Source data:
--- BEGIN ---

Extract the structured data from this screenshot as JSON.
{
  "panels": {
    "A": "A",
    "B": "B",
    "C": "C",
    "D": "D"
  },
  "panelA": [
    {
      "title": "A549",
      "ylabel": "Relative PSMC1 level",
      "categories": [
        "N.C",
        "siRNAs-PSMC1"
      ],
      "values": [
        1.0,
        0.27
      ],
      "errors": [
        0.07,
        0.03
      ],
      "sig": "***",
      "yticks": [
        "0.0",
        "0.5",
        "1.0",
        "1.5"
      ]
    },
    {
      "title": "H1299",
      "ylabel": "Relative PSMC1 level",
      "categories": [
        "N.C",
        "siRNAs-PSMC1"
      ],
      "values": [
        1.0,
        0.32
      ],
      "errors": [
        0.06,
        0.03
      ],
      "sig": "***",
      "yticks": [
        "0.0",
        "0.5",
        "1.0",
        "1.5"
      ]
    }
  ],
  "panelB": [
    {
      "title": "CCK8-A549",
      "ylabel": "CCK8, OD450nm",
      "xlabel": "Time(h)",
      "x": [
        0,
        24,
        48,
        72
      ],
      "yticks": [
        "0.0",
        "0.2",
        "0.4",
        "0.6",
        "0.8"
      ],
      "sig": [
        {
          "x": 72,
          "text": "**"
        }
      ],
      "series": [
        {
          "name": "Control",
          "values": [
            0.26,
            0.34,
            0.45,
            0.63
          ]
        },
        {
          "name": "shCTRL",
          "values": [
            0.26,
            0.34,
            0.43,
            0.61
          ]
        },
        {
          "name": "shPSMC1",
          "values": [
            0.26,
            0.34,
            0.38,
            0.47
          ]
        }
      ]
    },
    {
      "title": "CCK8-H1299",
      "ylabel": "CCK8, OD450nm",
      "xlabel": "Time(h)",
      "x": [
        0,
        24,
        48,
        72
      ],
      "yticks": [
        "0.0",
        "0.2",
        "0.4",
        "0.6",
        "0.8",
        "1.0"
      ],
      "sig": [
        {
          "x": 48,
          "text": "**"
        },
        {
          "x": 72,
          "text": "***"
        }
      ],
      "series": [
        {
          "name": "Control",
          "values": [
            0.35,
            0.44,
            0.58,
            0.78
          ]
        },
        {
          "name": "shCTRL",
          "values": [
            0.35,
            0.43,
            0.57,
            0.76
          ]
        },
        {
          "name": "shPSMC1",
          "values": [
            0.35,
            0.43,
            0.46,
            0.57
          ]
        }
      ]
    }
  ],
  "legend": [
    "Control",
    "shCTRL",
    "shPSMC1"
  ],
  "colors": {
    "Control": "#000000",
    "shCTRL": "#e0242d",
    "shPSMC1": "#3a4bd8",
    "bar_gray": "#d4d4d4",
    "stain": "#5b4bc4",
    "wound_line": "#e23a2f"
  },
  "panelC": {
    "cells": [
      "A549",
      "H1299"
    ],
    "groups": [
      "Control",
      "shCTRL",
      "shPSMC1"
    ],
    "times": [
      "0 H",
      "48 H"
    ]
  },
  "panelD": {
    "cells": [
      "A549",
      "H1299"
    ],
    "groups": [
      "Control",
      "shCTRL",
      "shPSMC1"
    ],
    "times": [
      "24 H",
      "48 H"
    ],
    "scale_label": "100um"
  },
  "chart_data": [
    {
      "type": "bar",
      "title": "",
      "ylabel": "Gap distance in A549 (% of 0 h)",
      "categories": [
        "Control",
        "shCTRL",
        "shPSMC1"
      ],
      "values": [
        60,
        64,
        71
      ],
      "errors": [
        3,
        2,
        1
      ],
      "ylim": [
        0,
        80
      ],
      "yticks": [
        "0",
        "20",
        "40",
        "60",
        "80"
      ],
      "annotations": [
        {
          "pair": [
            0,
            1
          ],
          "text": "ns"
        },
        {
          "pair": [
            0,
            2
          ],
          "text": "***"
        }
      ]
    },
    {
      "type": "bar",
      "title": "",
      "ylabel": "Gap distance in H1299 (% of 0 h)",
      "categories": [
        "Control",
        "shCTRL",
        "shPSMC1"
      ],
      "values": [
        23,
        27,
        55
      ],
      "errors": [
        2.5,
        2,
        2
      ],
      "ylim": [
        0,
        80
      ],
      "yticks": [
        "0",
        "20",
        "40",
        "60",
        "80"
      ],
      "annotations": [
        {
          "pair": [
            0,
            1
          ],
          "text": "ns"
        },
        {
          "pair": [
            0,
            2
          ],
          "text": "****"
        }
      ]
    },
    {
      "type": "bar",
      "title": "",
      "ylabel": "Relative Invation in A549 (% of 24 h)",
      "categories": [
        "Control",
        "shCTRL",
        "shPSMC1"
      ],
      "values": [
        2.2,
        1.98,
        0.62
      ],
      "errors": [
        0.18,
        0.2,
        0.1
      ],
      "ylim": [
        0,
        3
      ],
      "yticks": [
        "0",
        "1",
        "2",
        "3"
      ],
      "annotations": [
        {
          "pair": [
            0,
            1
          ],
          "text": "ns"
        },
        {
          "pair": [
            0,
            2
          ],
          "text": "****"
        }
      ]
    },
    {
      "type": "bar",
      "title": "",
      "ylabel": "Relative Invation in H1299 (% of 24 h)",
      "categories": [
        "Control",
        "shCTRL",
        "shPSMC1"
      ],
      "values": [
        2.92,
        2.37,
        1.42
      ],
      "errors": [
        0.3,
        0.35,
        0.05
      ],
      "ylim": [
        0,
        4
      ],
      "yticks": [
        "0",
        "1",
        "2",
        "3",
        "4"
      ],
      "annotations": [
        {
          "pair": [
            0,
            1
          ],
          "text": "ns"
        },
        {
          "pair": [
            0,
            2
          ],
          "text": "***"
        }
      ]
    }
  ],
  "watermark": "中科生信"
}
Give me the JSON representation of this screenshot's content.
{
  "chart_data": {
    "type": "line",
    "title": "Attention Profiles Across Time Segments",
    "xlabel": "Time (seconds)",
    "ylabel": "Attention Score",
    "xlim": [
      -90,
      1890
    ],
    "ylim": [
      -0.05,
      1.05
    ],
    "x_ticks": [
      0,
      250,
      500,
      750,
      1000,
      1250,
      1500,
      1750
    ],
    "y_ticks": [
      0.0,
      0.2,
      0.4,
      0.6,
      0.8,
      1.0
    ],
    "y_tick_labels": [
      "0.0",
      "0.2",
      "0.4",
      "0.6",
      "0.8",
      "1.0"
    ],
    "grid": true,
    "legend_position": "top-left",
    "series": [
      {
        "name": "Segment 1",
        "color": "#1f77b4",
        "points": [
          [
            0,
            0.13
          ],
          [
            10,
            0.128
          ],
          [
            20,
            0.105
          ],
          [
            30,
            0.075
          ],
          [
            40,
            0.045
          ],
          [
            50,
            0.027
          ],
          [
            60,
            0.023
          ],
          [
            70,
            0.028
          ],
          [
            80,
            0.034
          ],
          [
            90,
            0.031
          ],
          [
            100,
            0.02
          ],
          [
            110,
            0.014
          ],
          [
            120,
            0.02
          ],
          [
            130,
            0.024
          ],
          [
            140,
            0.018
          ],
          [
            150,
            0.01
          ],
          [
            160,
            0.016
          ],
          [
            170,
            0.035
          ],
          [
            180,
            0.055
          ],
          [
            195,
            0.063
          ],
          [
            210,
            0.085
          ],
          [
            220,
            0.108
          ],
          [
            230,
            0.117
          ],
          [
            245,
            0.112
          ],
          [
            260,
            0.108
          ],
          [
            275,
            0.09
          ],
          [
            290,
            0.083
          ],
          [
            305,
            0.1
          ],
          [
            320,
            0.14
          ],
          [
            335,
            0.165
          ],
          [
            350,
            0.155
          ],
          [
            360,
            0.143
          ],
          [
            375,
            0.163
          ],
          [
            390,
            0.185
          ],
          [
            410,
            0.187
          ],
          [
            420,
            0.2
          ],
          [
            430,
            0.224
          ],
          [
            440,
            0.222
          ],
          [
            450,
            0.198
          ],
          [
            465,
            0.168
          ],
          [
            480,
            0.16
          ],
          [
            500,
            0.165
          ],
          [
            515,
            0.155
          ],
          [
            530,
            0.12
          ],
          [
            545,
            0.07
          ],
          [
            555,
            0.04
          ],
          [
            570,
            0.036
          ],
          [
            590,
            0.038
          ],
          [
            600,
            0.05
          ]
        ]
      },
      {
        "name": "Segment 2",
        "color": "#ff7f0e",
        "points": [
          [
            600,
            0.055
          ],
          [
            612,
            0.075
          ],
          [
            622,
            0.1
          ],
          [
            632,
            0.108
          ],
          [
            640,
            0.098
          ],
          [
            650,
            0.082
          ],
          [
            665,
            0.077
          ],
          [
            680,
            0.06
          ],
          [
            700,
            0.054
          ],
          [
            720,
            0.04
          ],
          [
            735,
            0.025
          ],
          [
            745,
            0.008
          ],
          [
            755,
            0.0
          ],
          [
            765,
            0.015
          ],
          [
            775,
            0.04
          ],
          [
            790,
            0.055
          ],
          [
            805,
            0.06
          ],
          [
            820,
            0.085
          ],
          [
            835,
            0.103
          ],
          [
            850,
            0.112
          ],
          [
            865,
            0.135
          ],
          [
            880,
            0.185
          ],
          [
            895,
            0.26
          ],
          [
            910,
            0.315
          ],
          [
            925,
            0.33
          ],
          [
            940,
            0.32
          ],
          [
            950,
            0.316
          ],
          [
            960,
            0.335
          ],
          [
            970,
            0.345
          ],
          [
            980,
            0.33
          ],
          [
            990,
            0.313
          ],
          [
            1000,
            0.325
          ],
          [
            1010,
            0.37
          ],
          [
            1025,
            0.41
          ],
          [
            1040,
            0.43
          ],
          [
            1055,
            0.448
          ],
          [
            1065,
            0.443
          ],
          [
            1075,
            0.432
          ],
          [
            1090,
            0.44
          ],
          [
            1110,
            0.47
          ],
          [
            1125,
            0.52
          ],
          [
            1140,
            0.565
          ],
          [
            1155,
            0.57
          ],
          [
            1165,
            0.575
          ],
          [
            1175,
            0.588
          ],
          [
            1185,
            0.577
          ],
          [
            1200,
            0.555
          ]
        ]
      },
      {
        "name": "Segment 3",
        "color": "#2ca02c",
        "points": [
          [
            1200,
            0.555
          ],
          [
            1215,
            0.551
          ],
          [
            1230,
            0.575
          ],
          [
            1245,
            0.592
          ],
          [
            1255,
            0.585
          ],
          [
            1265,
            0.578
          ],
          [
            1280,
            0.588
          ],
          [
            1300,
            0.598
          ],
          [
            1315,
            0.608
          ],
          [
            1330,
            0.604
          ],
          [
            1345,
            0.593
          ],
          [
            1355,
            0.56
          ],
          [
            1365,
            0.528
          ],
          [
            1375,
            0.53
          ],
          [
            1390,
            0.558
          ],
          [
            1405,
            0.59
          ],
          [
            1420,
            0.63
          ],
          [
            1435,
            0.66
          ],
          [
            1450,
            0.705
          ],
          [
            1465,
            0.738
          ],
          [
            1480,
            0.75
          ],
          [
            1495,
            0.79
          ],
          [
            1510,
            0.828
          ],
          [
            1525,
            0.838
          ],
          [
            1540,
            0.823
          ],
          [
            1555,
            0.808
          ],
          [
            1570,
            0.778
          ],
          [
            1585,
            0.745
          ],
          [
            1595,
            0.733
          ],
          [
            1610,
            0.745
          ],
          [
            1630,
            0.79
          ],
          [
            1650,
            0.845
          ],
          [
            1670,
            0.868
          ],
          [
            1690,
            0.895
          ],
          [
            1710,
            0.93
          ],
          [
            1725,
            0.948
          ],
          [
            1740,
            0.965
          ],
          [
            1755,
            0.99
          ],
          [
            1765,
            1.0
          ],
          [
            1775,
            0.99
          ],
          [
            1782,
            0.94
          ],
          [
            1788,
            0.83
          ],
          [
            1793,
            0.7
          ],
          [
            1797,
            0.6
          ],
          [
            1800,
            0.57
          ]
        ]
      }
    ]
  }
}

--- END ---

→ PROBLEM TO WORK ON
Above are the records; copy every line in them that holds the word "ylabel".

→ SOLUTION FOR THIS PROBLEM
      "ylabel": "Relative PSMC1 level",
      "ylabel": "Relative PSMC1 level",
      "ylabel": "CCK8, OD450nm",
      "ylabel": "CCK8, OD450nm",
      "ylabel": "Gap distance in A549 (% of 0 h)",
      "ylabel": "Gap distance in H1299 (% of 0 h)",
      "ylabel": "Relative Invation in A549 (% of 24 h)",
      "ylabel": "Relative Invation in H1299 (% of 24 h)",
    "ylabel": "Attention Score",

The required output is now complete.